**Extracted entries**
## Begin

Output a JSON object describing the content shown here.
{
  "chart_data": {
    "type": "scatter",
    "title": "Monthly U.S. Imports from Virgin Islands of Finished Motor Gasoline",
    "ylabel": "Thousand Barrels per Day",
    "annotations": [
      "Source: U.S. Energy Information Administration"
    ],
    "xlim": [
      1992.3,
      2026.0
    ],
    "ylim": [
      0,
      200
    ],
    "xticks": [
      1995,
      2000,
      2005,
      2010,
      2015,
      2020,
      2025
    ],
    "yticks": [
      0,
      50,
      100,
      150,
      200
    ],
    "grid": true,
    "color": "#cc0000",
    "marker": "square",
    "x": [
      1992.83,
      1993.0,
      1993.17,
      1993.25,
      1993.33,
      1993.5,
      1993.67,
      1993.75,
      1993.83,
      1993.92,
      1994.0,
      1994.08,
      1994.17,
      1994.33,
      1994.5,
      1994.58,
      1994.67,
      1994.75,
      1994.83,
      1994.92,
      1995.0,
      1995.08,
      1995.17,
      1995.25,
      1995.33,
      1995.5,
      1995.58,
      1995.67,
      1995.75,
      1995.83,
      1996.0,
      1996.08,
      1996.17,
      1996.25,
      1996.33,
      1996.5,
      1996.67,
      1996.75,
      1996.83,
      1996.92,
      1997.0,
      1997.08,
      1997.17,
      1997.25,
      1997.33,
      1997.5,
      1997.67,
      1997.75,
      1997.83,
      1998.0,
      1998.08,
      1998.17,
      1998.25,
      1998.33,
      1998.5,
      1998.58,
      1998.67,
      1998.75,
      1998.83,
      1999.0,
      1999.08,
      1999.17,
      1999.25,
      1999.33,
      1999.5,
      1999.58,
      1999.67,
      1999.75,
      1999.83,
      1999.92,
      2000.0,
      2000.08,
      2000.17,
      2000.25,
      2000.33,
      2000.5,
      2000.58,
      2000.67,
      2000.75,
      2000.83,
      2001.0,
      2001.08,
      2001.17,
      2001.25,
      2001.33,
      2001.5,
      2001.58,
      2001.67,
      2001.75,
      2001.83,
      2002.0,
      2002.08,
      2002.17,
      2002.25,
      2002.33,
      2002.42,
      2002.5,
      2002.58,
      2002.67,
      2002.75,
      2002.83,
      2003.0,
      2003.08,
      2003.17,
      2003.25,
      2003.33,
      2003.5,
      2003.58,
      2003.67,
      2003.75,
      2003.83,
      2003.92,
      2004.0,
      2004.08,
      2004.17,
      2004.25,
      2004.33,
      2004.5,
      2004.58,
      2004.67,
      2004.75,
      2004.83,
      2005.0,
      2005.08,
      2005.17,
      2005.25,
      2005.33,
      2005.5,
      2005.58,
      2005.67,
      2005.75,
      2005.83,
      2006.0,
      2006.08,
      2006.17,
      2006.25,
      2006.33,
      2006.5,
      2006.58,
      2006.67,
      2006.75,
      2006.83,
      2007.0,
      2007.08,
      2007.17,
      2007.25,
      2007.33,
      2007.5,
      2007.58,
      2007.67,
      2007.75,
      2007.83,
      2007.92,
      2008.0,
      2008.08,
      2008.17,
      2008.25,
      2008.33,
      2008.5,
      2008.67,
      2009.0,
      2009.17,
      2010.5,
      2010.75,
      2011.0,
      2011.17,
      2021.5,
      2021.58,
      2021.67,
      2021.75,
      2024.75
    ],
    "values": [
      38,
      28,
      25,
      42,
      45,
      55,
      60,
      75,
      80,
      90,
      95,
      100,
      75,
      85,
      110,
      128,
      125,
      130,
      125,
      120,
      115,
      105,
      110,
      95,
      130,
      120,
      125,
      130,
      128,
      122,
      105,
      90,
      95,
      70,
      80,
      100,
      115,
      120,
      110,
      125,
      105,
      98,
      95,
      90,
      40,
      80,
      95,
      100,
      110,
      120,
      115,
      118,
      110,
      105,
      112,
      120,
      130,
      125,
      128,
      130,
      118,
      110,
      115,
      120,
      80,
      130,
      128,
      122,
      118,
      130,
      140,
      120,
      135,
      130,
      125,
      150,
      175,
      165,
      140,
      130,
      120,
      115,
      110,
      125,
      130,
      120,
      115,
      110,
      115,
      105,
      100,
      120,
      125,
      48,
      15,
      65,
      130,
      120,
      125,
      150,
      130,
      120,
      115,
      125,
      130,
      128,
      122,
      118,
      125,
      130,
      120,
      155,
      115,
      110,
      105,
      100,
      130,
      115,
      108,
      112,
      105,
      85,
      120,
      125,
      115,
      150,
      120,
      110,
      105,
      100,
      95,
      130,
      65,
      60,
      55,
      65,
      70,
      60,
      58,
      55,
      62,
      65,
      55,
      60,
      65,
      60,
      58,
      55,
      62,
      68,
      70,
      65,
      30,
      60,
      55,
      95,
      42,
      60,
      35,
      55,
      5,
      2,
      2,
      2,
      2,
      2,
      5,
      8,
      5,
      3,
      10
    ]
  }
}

## End

**Prompt**
Every entry must be quoted exactly as it appears above.

**Solution for this problem**
Output a JSON object describing the content shown here.
{
  "chart_data": {
    "type": "scatter",
    "title": "Monthly U.S. Imports from Virgin Islands of Finished Motor Gasoline",
    "ylabel": "Thousand Barrels per Day",
    "annotations": [
      "Source: U.S. Energy Information Administration"
    ],
    "xlim": [
      1992.3,
      2026.0
    ],
    "ylim": [
      0,
      200
    ],
    "xticks": [
      1995,
      2000,
      2005,
      2010,
      2015,
      2020,
      2025
    ],
    "yticks": [
      0,
      50,
      100,
      150,
      200
    ],
    "grid": true,
    "color": "#cc0000",
    "marker": "square",
    "x": [
      1992.83,
      1993.0,
      1993.17,
      1993.25,
      1993.33,
      1993.5,
      1993.67,
      1993.75,
      1993.83,
      1993.92,
      1994.0,
      1994.08,
      1994.17,
      1994.33,
      1994.5,
      1994.58,
      1994.67,
      1994.75,
      1994.83,
      1994.92,
      1995.0,
      1995.08,
      1995.17,
      1995.25,
      1995.33,
      1995.5,
      1995.58,
      1995.67,
      1995.75,
      1995.83,
      1996.0,
      1996.08,
      1996.17,
      1996.25,
      1996.33,
      1996.5,
      1996.67,
      1996.75,
      1996.83,
      1996.92,
      1997.0,
      1997.08,
      1997.17,
      1997.25,
      1997.33,
      1997.5,
      1997.67,
      1997.75,
      1997.83,
      1998.0,
      1998.08,
      1998.17,
      1998.25,
      1998.33,
      1998.5,
      1998.58,
      1998.67,
      1998.75,
      1998.83,
      1999.0,
      1999.08,
      1999.17,
      1999.25,
      1999.33,
      1999.5,
      1999.58,
      1999.67,
      1999.75,
      1999.83,
      1999.92,
      2000.0,
      2000.08,
      2000.17,
      2000.25,
      2000.33,
      2000.5,
      2000.58,
      2000.67,
      2000.75,
      2000.83,
      2001.0,
      2001.08,
      2001.17,
      2001.25,
      2001.33,
      2001.5,
      2001.58,
      2001.67,
      2001.75,
      2001.83,
      2002.0,
      2002.08,
      2002.17,
      2002.25,
      2002.33,
      2002.42,
      2002.5,
      2002.58,
      2002.67,
      2002.75,
      2002.83,
      2003.0,
      2003.08,
      2003.17,
      2003.25,
      2003.33,
      2003.5,
      2003.58,
      2003.67,
      2003.75,
      2003.83,
      2003.92,
      2004.0,
      2004.08,
      2004.17,
      2004.25,
      2004.33,
      2004.5,
      2004.58,
      2004.67,
      2004.75,
      2004.83,
      2005.0,
      2005.08,
      2005.17,
      2005.25,
      2005.33,
      2005.5,
      2005.58,
      2005.67,
      2005.75,
      2005.83,
      2006.0,
      2006.08,
      2006.17,
      2006.25,
      2006.33,
      2006.5,
      2006.58,
      2006.67,
      2006.75,
      2006.83,
      2007.0,
      2007.08,
      2007.17,
      2007.25,
      2007.33,
      2007.5,
      2007.58,
      2007.67,
      2007.75,
      2007.83,
      2007.92,
      2008.0,
      2008.08,
      2008.17,
      2008.25,
      2008.33,
      2008.5,
      2008.67,
      2009.0,
      2009.17,
      2010.5,
      2010.75,
      2011.0,
      2011.17,
      2021.5,
      2021.58,
      2021.67,
      2021.75,
      2024.75
    ],
    "values": [
      38,
      28,
      25,
      42,
      45,
      55,
      60,
      75,
      80,
      90,
      95,
      100,
      75,
      85,
      110,
      128,
      125,
      130,
      125,
      120,
      115,
      105,
      110,
      95,
      130,
      120,
      125,
      130,
      128,
      122,
      105,
      90,
      95,
      70,
      80,
      100,
      115,
      120,
      110,
      125,
      105,
      98,
      95,
      90,
      40,
      80,
      95,
      100,
      110,
      120,
      115,
      118,
      110,
      105,
      112,
      120,
      130,
      125,
      128,
      130,
      118,
      110,
      115,
      120,
      80,
      130,
      128,
      122,
      118,
      130,
      140,
      120,
      135,
      130,
      125,
      150,
      175,
      165,
      140,
      130,
      120,
      115,
      110,
      125,
      130,
      120,
      115,
      110,
      115,
      105,
      100,
      120,
      125,
      48,
      15,
      65,
      130,
      120,
      125,
      150,
      130,
      120,
      115,
      125,
      130,
      128,
      122,
      118,
      125,
      130,
      120,
      155,
      115,
      110,
      105,
      100,
      130,
      115,
      108,
      112,
      105,
      85,
      120,
      125,
      115,
      150,
      120,
      110,
      105,
      100,
      95,
      130,
      65,
      60,
      55,
      65,
      70,
      60,
      58,
      55,
      62,
      65,
      55,
      60,
      65,
      60,
      58,
      55,
      62,
      68,
      70,
      65,
      30,
      60,
      55,
      95,
      42,
      60,
      35,
      55,
      5,
      2,
      2,
      2,
      2,
      2,
      5,
      8,
      5,
      3,
      10
    ]
  }
}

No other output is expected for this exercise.